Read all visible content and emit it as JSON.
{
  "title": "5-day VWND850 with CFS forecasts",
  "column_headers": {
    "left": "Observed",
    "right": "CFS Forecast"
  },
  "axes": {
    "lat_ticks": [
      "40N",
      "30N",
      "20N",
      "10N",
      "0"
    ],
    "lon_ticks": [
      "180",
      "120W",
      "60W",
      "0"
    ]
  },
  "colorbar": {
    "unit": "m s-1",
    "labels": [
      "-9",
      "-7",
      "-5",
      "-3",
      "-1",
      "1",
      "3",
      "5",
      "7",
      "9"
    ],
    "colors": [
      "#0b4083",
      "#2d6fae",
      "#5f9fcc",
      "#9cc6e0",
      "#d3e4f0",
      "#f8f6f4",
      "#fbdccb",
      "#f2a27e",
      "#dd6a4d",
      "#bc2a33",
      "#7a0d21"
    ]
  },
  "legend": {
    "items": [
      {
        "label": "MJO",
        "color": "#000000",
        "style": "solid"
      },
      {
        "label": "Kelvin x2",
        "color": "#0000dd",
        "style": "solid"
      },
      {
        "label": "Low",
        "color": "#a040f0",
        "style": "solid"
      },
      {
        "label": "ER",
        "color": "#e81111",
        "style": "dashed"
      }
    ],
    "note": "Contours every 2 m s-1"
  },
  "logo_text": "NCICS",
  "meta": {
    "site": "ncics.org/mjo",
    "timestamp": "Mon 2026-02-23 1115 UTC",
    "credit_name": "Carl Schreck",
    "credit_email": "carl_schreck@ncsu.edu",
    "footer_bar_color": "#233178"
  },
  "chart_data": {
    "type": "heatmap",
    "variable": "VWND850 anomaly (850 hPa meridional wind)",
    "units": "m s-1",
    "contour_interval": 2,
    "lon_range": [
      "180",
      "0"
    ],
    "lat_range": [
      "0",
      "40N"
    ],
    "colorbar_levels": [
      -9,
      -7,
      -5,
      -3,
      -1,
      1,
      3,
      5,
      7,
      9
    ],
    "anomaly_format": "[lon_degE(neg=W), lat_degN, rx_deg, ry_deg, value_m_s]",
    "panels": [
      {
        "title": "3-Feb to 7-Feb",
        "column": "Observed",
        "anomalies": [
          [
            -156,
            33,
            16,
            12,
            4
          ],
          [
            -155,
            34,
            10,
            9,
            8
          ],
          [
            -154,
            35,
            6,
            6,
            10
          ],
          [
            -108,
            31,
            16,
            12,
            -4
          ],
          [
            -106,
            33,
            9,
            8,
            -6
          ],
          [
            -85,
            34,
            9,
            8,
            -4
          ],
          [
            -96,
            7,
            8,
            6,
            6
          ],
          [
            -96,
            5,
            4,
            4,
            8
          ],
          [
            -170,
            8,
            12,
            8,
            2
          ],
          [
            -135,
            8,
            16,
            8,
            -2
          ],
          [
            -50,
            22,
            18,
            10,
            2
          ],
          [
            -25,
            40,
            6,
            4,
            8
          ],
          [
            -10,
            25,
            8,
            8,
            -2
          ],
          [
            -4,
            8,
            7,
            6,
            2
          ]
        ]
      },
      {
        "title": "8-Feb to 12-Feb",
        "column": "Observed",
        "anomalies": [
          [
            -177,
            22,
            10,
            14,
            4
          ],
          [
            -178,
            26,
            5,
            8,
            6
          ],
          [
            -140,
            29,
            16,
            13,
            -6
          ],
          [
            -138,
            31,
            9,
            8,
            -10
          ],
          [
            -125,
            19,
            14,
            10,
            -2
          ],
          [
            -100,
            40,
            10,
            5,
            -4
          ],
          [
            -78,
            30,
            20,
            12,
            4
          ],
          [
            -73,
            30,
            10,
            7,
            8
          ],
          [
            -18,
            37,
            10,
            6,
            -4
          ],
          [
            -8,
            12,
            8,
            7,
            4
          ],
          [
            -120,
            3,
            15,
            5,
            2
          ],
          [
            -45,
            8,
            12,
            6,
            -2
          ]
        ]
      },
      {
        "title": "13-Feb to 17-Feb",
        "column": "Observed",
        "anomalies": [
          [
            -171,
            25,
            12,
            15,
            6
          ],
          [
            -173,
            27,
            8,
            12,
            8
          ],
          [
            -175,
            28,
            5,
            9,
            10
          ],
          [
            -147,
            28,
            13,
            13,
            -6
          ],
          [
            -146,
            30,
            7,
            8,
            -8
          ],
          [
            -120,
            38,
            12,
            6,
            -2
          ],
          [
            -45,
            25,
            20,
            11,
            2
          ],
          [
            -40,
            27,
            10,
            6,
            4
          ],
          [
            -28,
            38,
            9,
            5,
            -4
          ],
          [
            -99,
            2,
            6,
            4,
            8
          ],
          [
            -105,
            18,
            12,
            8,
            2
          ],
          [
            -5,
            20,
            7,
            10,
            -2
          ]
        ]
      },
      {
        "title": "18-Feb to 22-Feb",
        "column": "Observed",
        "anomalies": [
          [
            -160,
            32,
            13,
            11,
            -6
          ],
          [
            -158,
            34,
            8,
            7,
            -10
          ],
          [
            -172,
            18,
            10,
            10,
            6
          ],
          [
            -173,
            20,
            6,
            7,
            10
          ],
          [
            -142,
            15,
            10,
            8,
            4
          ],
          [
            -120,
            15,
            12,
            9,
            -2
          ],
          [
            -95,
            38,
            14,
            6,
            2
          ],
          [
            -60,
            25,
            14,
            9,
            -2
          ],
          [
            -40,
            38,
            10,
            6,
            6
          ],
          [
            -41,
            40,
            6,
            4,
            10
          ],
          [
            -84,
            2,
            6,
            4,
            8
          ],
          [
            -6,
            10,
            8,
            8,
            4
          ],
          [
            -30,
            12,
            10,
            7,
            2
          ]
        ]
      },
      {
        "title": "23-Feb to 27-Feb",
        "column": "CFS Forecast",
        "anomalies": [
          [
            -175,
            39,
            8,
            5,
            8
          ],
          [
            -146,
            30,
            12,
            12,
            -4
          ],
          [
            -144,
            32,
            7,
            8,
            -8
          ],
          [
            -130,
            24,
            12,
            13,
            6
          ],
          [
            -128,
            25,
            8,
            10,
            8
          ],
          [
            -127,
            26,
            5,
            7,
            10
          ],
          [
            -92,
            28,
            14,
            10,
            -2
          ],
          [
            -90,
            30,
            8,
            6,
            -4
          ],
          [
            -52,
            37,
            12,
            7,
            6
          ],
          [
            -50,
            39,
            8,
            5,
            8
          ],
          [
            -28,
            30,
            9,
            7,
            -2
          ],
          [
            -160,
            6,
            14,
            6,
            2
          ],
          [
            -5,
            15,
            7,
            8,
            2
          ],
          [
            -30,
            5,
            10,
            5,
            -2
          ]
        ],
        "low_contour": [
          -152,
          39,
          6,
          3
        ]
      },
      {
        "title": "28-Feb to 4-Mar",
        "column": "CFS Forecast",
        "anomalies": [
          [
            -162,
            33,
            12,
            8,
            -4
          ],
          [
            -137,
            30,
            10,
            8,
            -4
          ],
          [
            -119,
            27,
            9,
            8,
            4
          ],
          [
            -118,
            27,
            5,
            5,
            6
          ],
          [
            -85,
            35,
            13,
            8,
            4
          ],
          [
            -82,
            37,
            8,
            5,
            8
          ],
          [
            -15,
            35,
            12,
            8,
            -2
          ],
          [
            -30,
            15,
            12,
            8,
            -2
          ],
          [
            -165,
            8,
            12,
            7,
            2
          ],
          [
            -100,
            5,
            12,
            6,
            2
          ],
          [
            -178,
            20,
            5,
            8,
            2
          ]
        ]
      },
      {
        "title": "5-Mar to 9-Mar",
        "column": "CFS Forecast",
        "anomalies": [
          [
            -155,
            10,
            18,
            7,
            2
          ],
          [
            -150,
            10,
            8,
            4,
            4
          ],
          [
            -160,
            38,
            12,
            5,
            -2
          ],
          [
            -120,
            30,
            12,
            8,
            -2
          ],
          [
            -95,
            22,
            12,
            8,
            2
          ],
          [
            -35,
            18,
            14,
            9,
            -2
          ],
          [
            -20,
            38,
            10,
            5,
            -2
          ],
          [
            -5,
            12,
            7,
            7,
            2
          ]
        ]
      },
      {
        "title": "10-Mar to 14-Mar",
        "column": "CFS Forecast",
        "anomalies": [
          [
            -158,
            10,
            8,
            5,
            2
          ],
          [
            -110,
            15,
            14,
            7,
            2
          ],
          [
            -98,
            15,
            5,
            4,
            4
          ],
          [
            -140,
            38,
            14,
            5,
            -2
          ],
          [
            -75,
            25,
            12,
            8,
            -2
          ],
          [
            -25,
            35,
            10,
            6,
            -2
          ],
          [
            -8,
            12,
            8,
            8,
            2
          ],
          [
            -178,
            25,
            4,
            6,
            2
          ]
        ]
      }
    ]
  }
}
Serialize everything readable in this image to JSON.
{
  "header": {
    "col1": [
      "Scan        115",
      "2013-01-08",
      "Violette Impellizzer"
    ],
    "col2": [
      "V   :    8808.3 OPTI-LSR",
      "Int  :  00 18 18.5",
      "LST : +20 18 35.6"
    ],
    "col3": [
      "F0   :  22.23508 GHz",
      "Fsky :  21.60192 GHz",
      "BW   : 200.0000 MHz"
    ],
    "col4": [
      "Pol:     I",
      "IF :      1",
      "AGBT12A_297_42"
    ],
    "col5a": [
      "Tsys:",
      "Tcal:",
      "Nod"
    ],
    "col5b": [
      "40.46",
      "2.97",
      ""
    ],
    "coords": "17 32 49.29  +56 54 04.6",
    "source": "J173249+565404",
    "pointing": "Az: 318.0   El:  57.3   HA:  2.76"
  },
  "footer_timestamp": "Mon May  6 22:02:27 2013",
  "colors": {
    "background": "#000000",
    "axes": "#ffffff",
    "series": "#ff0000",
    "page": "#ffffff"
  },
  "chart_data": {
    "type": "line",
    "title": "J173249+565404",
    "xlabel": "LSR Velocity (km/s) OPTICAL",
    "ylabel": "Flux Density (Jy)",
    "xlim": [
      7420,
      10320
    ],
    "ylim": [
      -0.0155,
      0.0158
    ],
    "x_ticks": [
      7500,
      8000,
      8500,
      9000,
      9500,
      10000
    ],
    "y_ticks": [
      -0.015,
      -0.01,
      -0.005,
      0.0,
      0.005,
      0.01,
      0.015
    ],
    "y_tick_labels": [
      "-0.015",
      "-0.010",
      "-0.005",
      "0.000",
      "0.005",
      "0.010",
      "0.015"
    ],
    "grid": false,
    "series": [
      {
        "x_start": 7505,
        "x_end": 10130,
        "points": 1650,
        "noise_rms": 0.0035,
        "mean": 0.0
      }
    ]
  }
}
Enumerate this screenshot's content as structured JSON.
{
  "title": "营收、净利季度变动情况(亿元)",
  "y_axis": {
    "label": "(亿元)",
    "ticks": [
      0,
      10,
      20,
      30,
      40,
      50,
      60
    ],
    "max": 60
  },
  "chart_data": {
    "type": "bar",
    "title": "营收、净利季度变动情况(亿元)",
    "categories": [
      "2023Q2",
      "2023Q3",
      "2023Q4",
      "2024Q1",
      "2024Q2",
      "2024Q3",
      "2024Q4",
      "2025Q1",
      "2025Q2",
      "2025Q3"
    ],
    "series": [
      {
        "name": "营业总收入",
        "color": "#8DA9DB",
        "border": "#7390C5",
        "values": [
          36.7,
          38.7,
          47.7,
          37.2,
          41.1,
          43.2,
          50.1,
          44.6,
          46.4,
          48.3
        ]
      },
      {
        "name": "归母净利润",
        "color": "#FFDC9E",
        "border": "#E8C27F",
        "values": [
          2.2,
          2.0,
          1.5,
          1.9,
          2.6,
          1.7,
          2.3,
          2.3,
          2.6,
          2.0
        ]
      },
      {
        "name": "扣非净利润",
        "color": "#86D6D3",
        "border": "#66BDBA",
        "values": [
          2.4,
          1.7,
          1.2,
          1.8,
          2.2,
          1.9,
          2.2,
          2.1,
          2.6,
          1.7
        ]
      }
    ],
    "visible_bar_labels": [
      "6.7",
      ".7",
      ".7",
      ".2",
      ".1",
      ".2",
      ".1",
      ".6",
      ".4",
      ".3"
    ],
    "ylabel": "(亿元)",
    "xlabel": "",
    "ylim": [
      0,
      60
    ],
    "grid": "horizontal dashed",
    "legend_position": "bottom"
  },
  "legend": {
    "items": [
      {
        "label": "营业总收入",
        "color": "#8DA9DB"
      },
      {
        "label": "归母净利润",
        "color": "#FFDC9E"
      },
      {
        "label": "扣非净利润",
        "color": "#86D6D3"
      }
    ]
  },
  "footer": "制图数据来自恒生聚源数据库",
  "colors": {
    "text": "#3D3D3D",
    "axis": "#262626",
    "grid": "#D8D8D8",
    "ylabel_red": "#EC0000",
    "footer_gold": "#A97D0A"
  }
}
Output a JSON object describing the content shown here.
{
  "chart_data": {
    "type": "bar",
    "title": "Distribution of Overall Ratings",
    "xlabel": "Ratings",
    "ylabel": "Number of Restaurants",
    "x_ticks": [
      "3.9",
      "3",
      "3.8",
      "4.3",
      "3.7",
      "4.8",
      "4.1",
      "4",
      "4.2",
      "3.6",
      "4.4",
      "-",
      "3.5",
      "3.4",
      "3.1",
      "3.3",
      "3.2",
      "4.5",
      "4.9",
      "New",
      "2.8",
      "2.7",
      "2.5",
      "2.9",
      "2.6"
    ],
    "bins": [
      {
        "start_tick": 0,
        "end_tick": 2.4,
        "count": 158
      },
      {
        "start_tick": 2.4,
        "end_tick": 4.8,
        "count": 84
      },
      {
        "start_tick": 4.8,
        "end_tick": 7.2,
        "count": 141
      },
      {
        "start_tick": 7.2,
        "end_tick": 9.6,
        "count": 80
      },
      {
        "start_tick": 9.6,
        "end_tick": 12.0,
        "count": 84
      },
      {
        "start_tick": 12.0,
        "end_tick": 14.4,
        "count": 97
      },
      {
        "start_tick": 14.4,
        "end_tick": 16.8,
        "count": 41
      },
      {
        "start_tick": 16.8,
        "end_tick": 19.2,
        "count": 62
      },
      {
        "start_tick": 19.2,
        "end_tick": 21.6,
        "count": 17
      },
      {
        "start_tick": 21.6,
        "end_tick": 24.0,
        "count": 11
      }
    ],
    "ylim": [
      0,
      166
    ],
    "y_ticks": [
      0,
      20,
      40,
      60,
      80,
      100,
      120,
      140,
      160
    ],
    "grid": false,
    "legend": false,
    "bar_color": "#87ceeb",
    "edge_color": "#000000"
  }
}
###
**Short task**
Every line from the line containing "Output a JSON" to the last line of the material above must be repeated exactly, and no other line.

**Answer to the problem**
Output a JSON object describing the content shown here.
{
  "chart_data": {
    "type": "bar",
    "title": "Distribution of Overall Ratings",
    "xlabel": "Ratings",
    "ylabel": "Number of Restaurants",
    "x_ticks": [
      "3.9",
      "3",
      "3.8",
      "4.3",
      "3.7",
      "4.8",
      "4.1",
      "4",
      "4.2",
      "3.6",
      "4.4",
      "-",
      "3.5",
      "3.4",
      "3.1",
      "3.3",
      "3.2",
      "4.5",
      "4.9",
      "New",
      "2.8",
      "2.7",
      "2.5",
      "2.9",
      "2.6"
    ],
    "bins": [
      {
        "start_tick": 0,
        "end_tick": 2.4,
        "count": 158
      },
      {
        "start_tick": 2.4,
        "end_tick": 4.8,
        "count": 84
      },
      {
        "start_tick": 4.8,
        "end_tick": 7.2,
        "count": 141
      },
      {
        "start_tick": 7.2,
        "end_tick": 9.6,
        "count": 80
      },
      {
        "start_tick": 9.6,
        "end_tick": 12.0,
        "count": 84
      },
      {
        "start_tick": 12.0,
        "end_tick": 14.4,
        "count": 97
      },
      {
        "start_tick": 14.4,
        "end_tick": 16.8,
        "count": 41
      },
      {
        "start_tick": 16.8,
        "end_tick": 19.2,
        "count": 62
      },
      {
        "start_tick": 19.2,
        "end_tick": 21.6,
        "count": 17
      },
      {
        "start_tick": 21.6,
        "end_tick": 24.0,
        "count": 11
      }
    ],
    "ylim": [
      0,
      166
    ],
    "y_ticks": [
      0,
      20,
      40,
      60,
      80,
      100,
      120,
      140,
      160
    ],
    "grid": false,
    "legend": false,
    "bar_color": "#87ceeb",
    "edge_color": "#000000"
  }
}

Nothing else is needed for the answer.